A block of data -
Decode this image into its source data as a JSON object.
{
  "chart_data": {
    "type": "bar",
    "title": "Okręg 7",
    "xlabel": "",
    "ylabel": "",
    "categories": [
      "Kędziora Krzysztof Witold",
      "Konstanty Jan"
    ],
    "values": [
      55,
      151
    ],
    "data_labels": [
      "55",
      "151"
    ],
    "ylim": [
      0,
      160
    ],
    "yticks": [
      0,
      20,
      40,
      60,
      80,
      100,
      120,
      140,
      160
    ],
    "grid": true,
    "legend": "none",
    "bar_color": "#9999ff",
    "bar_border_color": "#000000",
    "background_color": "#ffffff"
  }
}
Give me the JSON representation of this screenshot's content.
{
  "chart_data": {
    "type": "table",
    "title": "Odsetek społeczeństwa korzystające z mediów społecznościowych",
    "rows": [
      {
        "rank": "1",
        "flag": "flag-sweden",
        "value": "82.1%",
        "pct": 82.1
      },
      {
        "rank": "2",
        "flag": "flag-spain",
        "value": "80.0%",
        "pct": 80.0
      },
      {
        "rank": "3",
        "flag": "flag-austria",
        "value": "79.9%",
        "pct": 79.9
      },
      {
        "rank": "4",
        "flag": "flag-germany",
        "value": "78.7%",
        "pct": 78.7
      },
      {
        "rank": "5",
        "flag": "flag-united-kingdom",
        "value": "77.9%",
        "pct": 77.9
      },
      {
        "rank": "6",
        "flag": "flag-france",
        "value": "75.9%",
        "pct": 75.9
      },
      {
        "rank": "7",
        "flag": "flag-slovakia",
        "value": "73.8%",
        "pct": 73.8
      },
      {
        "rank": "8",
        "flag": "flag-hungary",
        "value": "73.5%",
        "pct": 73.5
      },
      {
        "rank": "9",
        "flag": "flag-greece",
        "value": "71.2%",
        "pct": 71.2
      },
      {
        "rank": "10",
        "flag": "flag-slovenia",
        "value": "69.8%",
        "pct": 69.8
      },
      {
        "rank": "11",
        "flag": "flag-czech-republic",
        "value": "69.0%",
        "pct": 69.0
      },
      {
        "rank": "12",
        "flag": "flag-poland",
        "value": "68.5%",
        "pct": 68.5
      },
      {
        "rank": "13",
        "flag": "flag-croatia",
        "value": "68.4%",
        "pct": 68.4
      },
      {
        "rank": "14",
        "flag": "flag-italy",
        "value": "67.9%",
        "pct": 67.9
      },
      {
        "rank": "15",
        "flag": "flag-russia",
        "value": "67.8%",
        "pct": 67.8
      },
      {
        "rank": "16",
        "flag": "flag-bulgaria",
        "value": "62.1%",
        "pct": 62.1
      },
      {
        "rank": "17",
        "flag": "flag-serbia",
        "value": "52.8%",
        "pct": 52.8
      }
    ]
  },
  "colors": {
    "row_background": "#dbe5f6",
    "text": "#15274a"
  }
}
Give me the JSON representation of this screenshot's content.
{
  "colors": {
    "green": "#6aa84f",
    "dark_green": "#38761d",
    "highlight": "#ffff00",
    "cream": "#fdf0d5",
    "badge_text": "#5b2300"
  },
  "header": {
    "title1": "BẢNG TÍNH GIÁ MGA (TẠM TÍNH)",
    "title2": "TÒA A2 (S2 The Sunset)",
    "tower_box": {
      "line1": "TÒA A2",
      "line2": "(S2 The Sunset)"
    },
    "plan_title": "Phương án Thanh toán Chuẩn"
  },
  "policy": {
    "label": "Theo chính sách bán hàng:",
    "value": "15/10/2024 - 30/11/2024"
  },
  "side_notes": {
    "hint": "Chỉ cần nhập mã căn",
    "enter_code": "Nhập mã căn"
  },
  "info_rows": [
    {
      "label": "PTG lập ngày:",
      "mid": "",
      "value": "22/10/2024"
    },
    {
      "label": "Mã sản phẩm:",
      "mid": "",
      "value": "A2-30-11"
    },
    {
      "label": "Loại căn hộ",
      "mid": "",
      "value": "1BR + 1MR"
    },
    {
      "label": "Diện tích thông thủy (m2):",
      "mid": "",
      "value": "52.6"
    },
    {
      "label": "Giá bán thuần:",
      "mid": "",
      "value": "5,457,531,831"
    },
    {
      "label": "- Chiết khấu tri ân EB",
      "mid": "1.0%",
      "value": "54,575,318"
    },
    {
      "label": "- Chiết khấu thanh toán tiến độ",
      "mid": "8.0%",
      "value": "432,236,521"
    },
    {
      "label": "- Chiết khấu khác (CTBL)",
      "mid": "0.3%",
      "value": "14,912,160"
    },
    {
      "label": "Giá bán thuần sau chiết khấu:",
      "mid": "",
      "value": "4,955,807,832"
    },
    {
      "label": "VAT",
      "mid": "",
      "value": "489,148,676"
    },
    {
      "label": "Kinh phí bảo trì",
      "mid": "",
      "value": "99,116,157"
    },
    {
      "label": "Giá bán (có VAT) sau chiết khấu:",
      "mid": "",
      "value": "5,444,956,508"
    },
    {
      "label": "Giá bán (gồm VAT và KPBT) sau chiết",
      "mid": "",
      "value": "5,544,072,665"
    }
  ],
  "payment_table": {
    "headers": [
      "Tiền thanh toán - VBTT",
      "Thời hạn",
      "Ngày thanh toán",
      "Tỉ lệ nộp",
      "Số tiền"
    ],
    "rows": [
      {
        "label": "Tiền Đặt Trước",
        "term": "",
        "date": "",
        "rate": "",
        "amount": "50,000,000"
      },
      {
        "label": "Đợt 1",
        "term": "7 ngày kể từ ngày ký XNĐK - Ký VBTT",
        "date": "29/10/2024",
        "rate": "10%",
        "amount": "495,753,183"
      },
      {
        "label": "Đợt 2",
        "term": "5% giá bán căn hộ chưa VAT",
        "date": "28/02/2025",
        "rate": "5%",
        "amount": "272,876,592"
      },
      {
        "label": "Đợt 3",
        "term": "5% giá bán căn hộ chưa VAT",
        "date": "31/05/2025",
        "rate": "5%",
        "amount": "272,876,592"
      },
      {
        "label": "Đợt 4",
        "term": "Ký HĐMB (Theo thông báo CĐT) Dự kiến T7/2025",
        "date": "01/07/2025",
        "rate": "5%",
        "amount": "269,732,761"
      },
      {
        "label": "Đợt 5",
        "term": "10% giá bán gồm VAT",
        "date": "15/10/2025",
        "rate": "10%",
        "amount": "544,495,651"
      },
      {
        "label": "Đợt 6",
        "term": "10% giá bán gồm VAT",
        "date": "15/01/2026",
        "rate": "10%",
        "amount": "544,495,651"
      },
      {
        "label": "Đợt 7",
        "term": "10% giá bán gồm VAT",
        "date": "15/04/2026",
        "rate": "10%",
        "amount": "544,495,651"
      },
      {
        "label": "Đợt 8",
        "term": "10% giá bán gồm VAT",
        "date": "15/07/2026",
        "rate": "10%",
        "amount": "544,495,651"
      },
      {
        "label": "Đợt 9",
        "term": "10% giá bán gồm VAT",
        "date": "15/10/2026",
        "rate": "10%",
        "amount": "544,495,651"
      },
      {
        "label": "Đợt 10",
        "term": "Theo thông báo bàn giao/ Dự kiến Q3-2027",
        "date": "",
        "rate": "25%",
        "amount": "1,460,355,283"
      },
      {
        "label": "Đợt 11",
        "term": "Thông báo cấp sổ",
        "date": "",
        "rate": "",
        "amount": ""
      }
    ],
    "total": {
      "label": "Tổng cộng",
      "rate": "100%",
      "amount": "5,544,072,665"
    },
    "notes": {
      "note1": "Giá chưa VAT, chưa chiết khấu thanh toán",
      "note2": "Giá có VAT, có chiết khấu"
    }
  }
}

Problem -
In the lines above, locate the string "Sunset". Copy every line where it occurs.

Finished answer -
    "title2": "TÒA A2 (S2 The Sunset)",
      "line2": "(S2 The Sunset)"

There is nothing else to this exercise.